►

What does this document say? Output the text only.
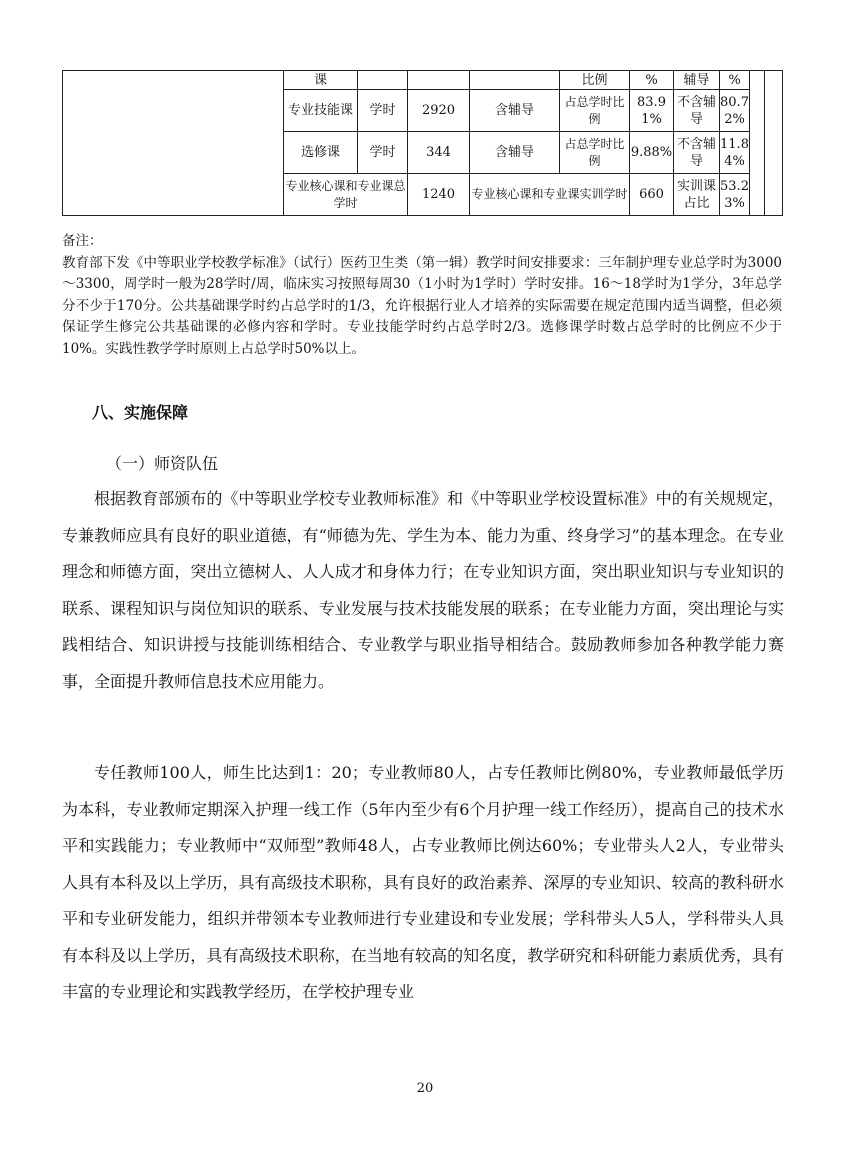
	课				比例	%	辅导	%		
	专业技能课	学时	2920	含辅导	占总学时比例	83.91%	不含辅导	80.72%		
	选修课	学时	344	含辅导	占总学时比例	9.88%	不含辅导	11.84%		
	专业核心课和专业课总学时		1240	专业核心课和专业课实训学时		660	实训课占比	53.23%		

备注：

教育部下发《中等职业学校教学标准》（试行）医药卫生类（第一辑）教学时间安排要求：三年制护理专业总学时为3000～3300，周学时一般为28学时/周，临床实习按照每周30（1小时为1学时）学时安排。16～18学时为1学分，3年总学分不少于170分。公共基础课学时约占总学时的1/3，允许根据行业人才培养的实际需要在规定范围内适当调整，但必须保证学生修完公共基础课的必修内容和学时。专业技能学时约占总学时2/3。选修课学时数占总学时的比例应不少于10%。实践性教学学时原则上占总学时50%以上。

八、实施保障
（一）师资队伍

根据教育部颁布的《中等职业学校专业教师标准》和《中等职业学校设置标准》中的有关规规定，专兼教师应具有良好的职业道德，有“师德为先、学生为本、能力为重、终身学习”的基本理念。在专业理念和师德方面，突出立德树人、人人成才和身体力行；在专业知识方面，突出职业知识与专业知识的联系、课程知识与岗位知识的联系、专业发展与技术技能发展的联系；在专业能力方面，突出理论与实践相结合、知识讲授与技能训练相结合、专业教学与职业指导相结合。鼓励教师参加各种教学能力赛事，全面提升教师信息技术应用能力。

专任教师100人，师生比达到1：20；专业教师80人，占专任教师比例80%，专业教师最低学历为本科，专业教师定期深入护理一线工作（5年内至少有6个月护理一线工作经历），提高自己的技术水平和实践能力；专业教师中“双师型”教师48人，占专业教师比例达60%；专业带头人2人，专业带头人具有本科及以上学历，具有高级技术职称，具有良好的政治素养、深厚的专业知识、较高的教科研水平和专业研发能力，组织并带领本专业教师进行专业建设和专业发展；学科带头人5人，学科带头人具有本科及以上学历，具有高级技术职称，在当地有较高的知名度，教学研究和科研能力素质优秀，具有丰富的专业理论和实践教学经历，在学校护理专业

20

◄

PROBLEM DETAILS:
Quote every record above exactly, omitting any pictures they contain.

EXPECTED OUTPUT:
What does this document say? Output the text only.
	课				比例	%	辅导	%		
	专业技能课	学时	2920	含辅导	占总学时比例	83.91%	不含辅导	80.72%		
	选修课	学时	344	含辅导	占总学时比例	9.88%	不含辅导	11.84%		
	专业核心课和专业课总学时		1240	专业核心课和专业课实训学时		660	实训课占比	53.23%		

备注：

教育部下发《中等职业学校教学标准》（试行）医药卫生类（第一辑）教学时间安排要求：三年制护理专业总学时为3000～3300，周学时一般为28学时/周，临床实习按照每周30（1小时为1学时）学时安排。16～18学时为1学分，3年总学分不少于170分。公共基础课学时约占总学时的1/3，允许根据行业人才培养的实际需要在规定范围内适当调整，但必须保证学生修完公共基础课的必修内容和学时。专业技能学时约占总学时2/3。选修课学时数占总学时的比例应不少于10%。实践性教学学时原则上占总学时50%以上。

八、实施保障
（一）师资队伍

根据教育部颁布的《中等职业学校专业教师标准》和《中等职业学校设置标准》中的有关规规定，专兼教师应具有良好的职业道德，有“师德为先、学生为本、能力为重、终身学习”的基本理念。在专业理念和师德方面，突出立德树人、人人成才和身体力行；在专业知识方面，突出职业知识与专业知识的联系、课程知识与岗位知识的联系、专业发展与技术技能发展的联系；在专业能力方面，突出理论与实践相结合、知识讲授与技能训练相结合、专业教学与职业指导相结合。鼓励教师参加各种教学能力赛事，全面提升教师信息技术应用能力。

专任教师100人，师生比达到1：20；专业教师80人，占专任教师比例80%，专业教师最低学历为本科，专业教师定期深入护理一线工作（5年内至少有6个月护理一线工作经历），提高自己的技术水平和实践能力；专业教师中“双师型”教师48人，占专业教师比例达60%；专业带头人2人，专业带头人具有本科及以上学历，具有高级技术职称，具有良好的政治素养、深厚的专业知识、较高的教科研水平和专业研发能力，组织并带领本专业教师进行专业建设和专业发展；学科带头人5人，学科带头人具有本科及以上学历，具有高级技术职称，在当地有较高的知名度，教学研究和科研能力素质优秀，具有丰富的专业理论和实践教学经历，在学校护理专业

20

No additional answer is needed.